▽
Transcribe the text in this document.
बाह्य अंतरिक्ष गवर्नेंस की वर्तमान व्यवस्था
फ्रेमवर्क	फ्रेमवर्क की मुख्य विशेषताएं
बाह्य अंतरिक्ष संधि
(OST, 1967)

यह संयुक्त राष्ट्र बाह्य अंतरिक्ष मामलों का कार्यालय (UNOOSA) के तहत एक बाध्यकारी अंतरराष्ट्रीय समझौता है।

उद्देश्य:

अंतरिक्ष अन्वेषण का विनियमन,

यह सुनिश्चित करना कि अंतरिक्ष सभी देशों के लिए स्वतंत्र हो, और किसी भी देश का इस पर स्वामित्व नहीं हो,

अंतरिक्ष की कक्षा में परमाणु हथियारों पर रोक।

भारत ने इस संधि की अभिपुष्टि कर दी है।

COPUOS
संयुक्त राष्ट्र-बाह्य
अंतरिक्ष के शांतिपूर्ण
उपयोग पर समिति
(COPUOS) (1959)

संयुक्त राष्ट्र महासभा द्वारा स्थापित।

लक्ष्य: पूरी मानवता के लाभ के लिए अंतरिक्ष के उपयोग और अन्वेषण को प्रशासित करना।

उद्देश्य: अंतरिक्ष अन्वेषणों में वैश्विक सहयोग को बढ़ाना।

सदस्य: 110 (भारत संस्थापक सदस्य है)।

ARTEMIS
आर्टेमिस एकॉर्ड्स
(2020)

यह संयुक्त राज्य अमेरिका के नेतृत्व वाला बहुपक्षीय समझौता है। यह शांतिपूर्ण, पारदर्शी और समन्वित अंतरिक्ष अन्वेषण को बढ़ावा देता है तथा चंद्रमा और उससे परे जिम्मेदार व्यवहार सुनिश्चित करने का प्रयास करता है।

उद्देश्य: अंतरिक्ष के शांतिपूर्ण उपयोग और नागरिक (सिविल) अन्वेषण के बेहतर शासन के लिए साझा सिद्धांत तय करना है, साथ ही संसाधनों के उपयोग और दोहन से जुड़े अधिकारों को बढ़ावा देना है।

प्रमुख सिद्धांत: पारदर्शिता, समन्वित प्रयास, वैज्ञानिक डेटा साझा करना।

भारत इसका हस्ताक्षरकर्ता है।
△
**WORK TO COMPLETE**
Emit the full listing verbatim.

**EXERCISE RESPONSE**
Transcribe the text in this document.
बाह्य अंतरिक्ष गवर्नेंस की वर्तमान व्यवस्था
फ्रेमवर्क	फ्रेमवर्क की मुख्य विशेषताएं
बाह्य अंतरिक्ष संधि
(OST, 1967)

यह संयुक्त राष्ट्र बाह्य अंतरिक्ष मामलों का कार्यालय (UNOOSA) के तहत एक बाध्यकारी अंतरराष्ट्रीय समझौता है।

उद्देश्य:

अंतरिक्ष अन्वेषण का विनियमन,

यह सुनिश्चित करना कि अंतरिक्ष सभी देशों के लिए स्वतंत्र हो, और किसी भी देश का इस पर स्वामित्व नहीं हो,

अंतरिक्ष की कक्षा में परमाणु हथियारों पर रोक।

भारत ने इस संधि की अभिपुष्टि कर दी है।

COPUOS
संयुक्त राष्ट्र-बाह्य
अंतरिक्ष के शांतिपूर्ण
उपयोग पर समिति
(COPUOS) (1959)

संयुक्त राष्ट्र महासभा द्वारा स्थापित।

लक्ष्य: पूरी मानवता के लाभ के लिए अंतरिक्ष के उपयोग और अन्वेषण को प्रशासित करना।

उद्देश्य: अंतरिक्ष अन्वेषणों में वैश्विक सहयोग को बढ़ाना।

सदस्य: 110 (भारत संस्थापक सदस्य है)।

ARTEMIS
आर्टेमिस एकॉर्ड्स
(2020)

यह संयुक्त राज्य अमेरिका के नेतृत्व वाला बहुपक्षीय समझौता है। यह शांतिपूर्ण, पारदर्शी और समन्वित अंतरिक्ष अन्वेषण को बढ़ावा देता है तथा चंद्रमा और उससे परे जिम्मेदार व्यवहार सुनिश्चित करने का प्रयास करता है।

उद्देश्य: अंतरिक्ष के शांतिपूर्ण उपयोग और नागरिक (सिविल) अन्वेषण के बेहतर शासन के लिए साझा सिद्धांत तय करना है, साथ ही संसाधनों के उपयोग और दोहन से जुड़े अधिकारों को बढ़ावा देना है।

प्रमुख सिद्धांत: पारदर्शिता, समन्वित प्रयास, वैज्ञानिक डेटा साझा करना।

भारत इसका हस्ताक्षरकर्ता है।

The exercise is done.